_Problem_.
Starting with the line that contains "Extract all readable text from this page.", reproduce each line through the end of the listing below, with no other output.

(Data items)
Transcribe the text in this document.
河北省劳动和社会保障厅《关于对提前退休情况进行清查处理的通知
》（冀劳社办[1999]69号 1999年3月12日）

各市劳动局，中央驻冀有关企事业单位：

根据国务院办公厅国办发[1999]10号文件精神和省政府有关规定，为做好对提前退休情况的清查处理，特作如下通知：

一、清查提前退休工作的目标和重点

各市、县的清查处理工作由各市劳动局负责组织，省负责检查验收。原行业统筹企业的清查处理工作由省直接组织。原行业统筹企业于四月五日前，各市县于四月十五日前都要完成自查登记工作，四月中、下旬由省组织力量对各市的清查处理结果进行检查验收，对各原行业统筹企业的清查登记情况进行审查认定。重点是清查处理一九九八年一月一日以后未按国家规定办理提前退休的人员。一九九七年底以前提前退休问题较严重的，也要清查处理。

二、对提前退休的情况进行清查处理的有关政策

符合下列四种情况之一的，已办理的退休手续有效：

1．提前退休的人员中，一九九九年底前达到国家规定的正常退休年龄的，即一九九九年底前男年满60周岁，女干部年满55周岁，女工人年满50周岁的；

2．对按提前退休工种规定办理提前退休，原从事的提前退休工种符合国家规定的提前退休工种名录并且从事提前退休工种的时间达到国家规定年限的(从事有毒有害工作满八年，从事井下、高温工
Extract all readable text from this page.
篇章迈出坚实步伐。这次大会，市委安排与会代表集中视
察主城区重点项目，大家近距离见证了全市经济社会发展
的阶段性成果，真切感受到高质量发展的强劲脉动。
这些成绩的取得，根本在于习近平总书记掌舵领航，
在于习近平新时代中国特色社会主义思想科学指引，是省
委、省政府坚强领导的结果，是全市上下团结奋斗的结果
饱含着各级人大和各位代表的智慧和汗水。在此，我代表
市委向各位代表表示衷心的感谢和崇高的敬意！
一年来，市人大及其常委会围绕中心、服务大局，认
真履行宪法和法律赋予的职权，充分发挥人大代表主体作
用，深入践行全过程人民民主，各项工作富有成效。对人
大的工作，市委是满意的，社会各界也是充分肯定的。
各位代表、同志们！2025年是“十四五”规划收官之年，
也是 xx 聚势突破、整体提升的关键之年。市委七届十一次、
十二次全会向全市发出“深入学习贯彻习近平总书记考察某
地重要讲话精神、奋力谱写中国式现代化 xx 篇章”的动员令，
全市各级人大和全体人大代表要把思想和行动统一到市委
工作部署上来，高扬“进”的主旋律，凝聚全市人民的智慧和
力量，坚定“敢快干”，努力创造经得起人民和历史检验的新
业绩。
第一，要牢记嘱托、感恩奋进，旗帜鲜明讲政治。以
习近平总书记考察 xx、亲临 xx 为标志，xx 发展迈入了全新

_Full solution_.
Extract all readable text from this page.
篇章迈出坚实步伐。这次大会，市委安排与会代表集中视
察主城区重点项目，大家近距离见证了全市经济社会发展
的阶段性成果，真切感受到高质量发展的强劲脉动。
这些成绩的取得，根本在于习近平总书记掌舵领航，
在于习近平新时代中国特色社会主义思想科学指引，是省
委、省政府坚强领导的结果，是全市上下团结奋斗的结果
饱含着各级人大和各位代表的智慧和汗水。在此，我代表
市委向各位代表表示衷心的感谢和崇高的敬意！
一年来，市人大及其常委会围绕中心、服务大局，认
真履行宪法和法律赋予的职权，充分发挥人大代表主体作
用，深入践行全过程人民民主，各项工作富有成效。对人
大的工作，市委是满意的，社会各界也是充分肯定的。
各位代表、同志们！2025年是“十四五”规划收官之年，
也是 xx 聚势突破、整体提升的关键之年。市委七届十一次、
十二次全会向全市发出“深入学习贯彻习近平总书记考察某
地重要讲话精神、奋力谱写中国式现代化 xx 篇章”的动员令，
全市各级人大和全体人大代表要把思想和行动统一到市委
工作部署上来，高扬“进”的主旋律，凝聚全市人民的智慧和
力量，坚定“敢快干”，努力创造经得起人民和历史检验的新
业绩。
第一，要牢记嘱托、感恩奋进，旗帜鲜明讲政治。以
习近平总书记考察 xx、亲临 xx 为标志，xx 发展迈入了全新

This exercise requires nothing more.